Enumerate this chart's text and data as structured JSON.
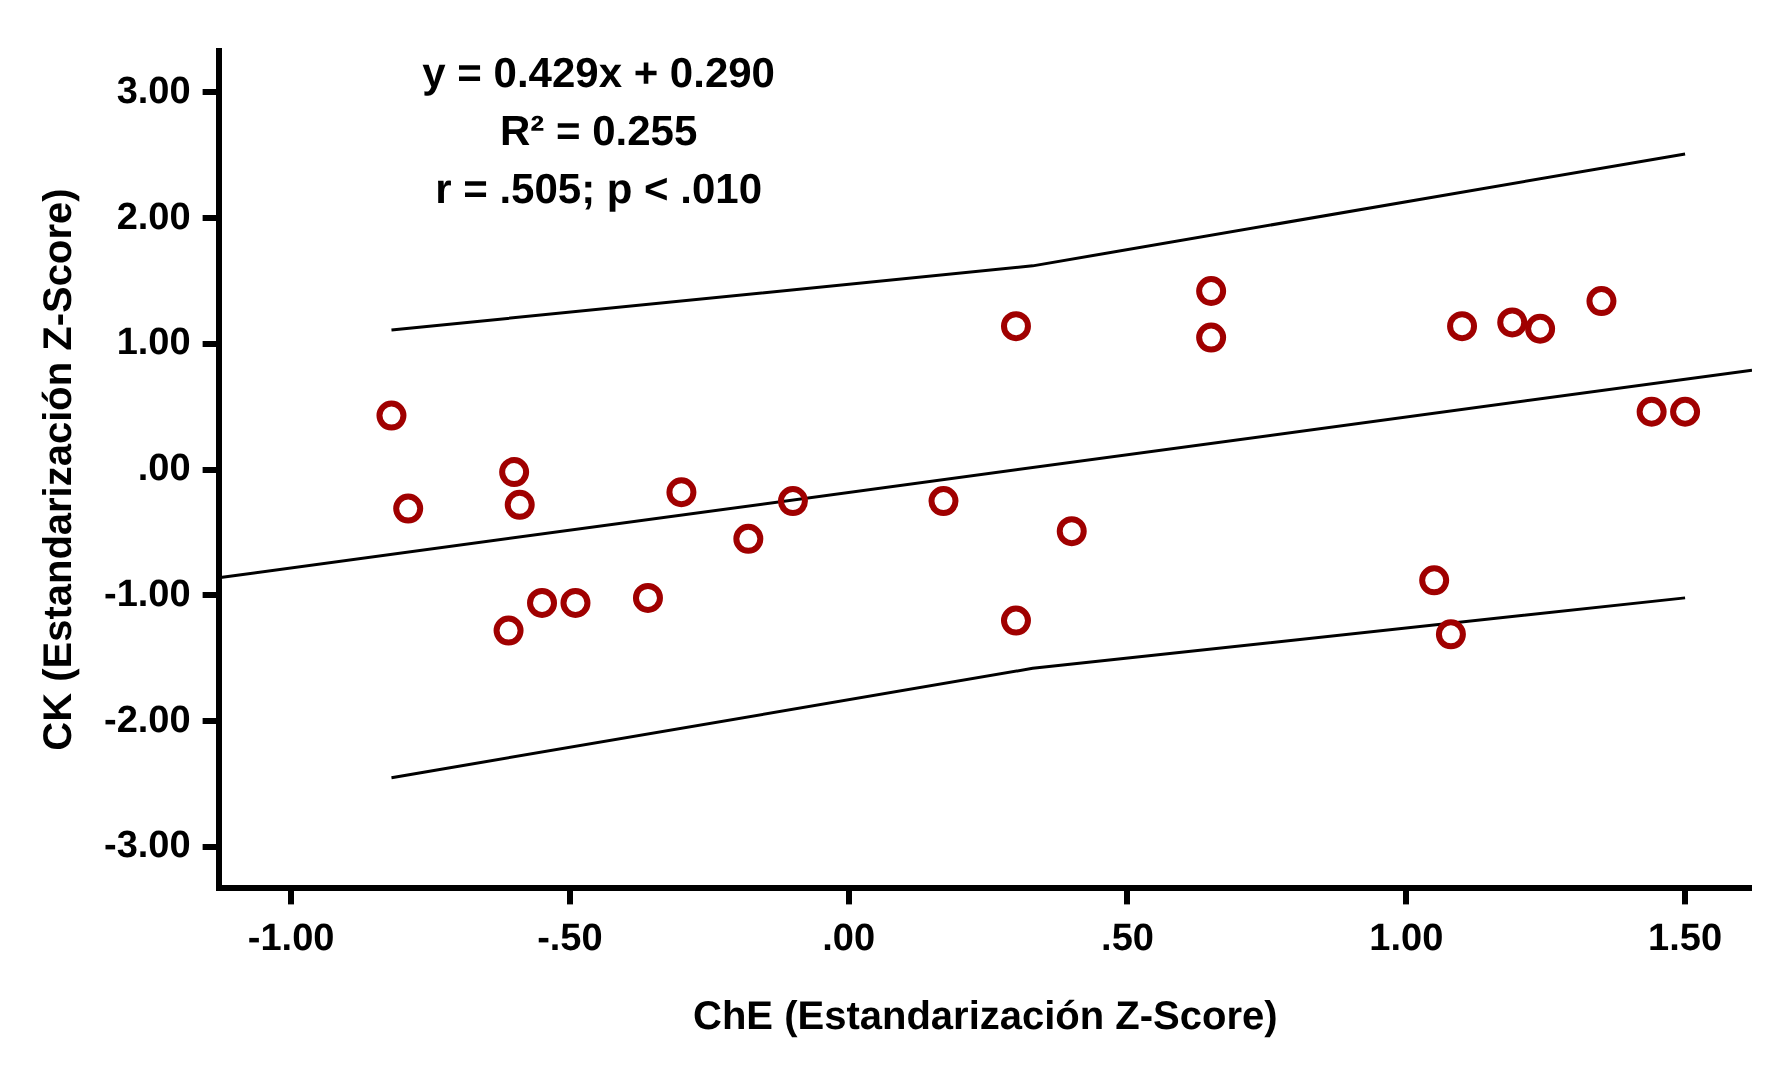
{
  "chart_data": {
    "type": "scatter",
    "xlabel": "ChE (Estandarización Z-Score)",
    "ylabel": "CK (Estandarización Z-Score)",
    "annotations": [
      "y = 0.429x + 0.290",
      "R² = 0.255",
      "r = .505; p < .010"
    ],
    "series": [
      {
        "color": "#a00000",
        "marker": "circle",
        "x": [
          -0.82,
          -0.79,
          -0.6,
          -0.59,
          -0.61,
          -0.55,
          -0.49,
          -0.36,
          -0.3,
          -0.18,
          -0.1,
          0.17,
          0.3,
          0.3,
          0.4,
          0.65,
          0.65,
          1.05,
          1.08,
          1.1,
          1.19,
          1.24,
          1.35,
          1.44,
          1.5
        ],
        "values": [
          0.43,
          -0.31,
          -0.02,
          -0.28,
          -1.28,
          -1.06,
          -1.06,
          -1.02,
          -0.18,
          -0.55,
          -0.25,
          -0.25,
          1.14,
          -1.2,
          -0.49,
          1.42,
          1.05,
          -0.88,
          -1.31,
          1.14,
          1.17,
          1.12,
          1.34,
          0.46,
          0.46
        ]
      },
      {
        "type": "line",
        "color": "#000000",
        "marker": "none",
        "x": [
          -1.13,
          1.62
        ],
        "values": [
          -0.86,
          0.79
        ]
      },
      {
        "type": "line",
        "color": "#000000",
        "marker": "none",
        "x": [
          -0.82,
          0.33,
          1.5
        ],
        "values": [
          1.11,
          1.62,
          2.51
        ]
      },
      {
        "type": "line",
        "color": "#000000",
        "marker": "none",
        "x": [
          -0.82,
          0.33,
          1.5
        ],
        "values": [
          -2.45,
          -1.58,
          -1.02
        ]
      }
    ],
    "xlim": [
      -1.13,
      1.62
    ],
    "ylim": [
      -3.33,
      3.33
    ],
    "xticks": [
      {
        "value": -1,
        "label": "-1.00"
      },
      {
        "value": -0.5,
        "label": "-.50"
      },
      {
        "value": 0,
        "label": ".00"
      },
      {
        "value": 0.5,
        "label": ".50"
      },
      {
        "value": 1,
        "label": "1.00"
      },
      {
        "value": 1.5,
        "label": "1.50"
      }
    ],
    "yticks": [
      {
        "value": -3,
        "label": "-3.00"
      },
      {
        "value": -2,
        "label": "-2.00"
      },
      {
        "value": -1,
        "label": "-1.00"
      },
      {
        "value": 0,
        "label": ".00"
      },
      {
        "value": 1,
        "label": "1.00"
      },
      {
        "value": 2,
        "label": "2.00"
      },
      {
        "value": 3,
        "label": "3.00"
      }
    ],
    "grid": false,
    "legend": false
  }
}
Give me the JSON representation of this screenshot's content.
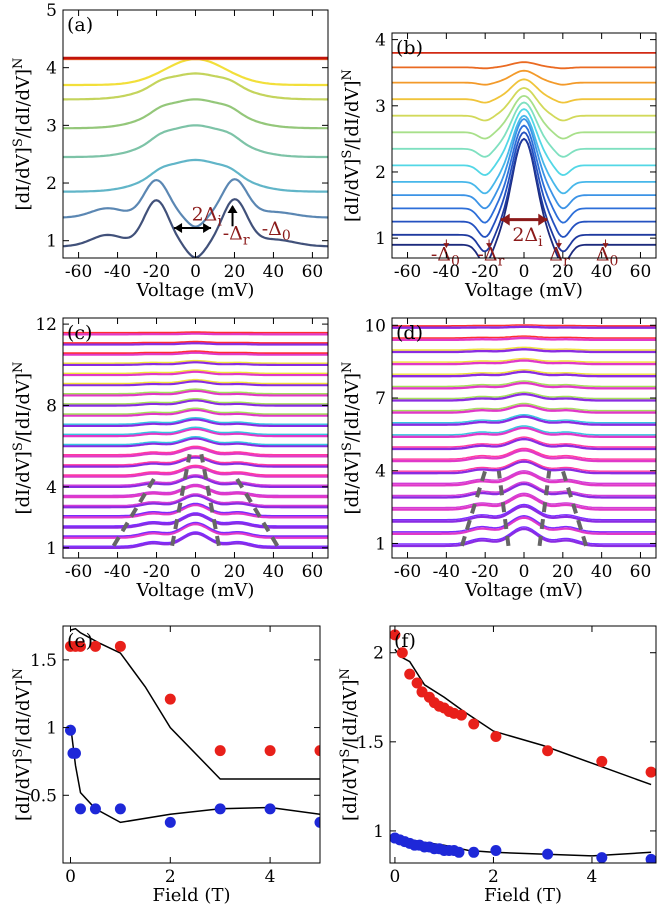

*****

Task goal: Do not include images; quote all of the entries above exactly.

Written response:
Enumerate this chart's text and data as structured JSON.
{
  "chart_data": {
    "type": "scatter",
    "xlabel": "ChE (Estandarización Z-Score)",
    "ylabel": "CK (Estandarización Z-Score)",
    "annotations": [
      "y = 0.429x + 0.290",
      "R² = 0.255",
      "r = .505; p < .010"
    ],
    "series": [
      {
        "color": "#a00000",
        "marker": "circle",
        "x": [
          -0.82,
          -0.79,
          -0.6,
          -0.59,
          -0.61,
          -0.55,
          -0.49,
          -0.36,
          -0.3,
          -0.18,
          -0.1,
          0.17,
          0.3,
          0.3,
          0.4,
          0.65,
          0.65,
          1.05,
          1.08,
          1.1,
          1.19,
          1.24,
          1.35,
          1.44,
          1.5
        ],
        "values": [
          0.43,
          -0.31,
          -0.02,
          -0.28,
          -1.28,
          -1.06,
          -1.06,
          -1.02,
          -0.18,
          -0.55,
          -0.25,
          -0.25,
          1.14,
          -1.2,
          -0.49,
          1.42,
          1.05,
          -0.88,
          -1.31,
          1.14,
          1.17,
          1.12,
          1.34,
          0.46,
          0.46
        ]
      },
      {
        "type": "line",
        "color": "#000000",
        "marker": "none",
        "x": [
          -1.13,
          1.62
        ],
        "values": [
          -0.86,
          0.79
        ]
      },
      {
        "type": "line",
        "color": "#000000",
        "marker": "none",
        "x": [
          -0.82,
          0.33,
          1.5
        ],
        "values": [
          1.11,
          1.62,
          2.51
        ]
      },
      {
        "type": "line",
        "color": "#000000",
        "marker": "none",
        "x": [
          -0.82,
          0.33,
          1.5
        ],
        "values": [
          -2.45,
          -1.58,
          -1.02
        ]
      }
    ],
    "xlim": [
      -1.13,
      1.62
    ],
    "ylim": [
      -3.33,
      3.33
    ],
    "xticks": [
      {
        "value": -1,
        "label": "-1.00"
      },
      {
        "value": -0.5,
        "label": "-.50"
      },
      {
        "value": 0,
        "label": ".00"
      },
      {
        "value": 0.5,
        "label": ".50"
      },
      {
        "value": 1,
        "label": "1.00"
      },
      {
        "value": 1.5,
        "label": "1.50"
      }
    ],
    "yticks": [
      {
        "value": -3,
        "label": "-3.00"
      },
      {
        "value": -2,
        "label": "-2.00"
      },
      {
        "value": -1,
        "label": "-1.00"
      },
      {
        "value": 0,
        "label": ".00"
      },
      {
        "value": 1,
        "label": "1.00"
      },
      {
        "value": 2,
        "label": "2.00"
      },
      {
        "value": 3,
        "label": "3.00"
      }
    ],
    "grid": false,
    "legend": false
  }
}
Give me the JSON representation of this screenshot's content.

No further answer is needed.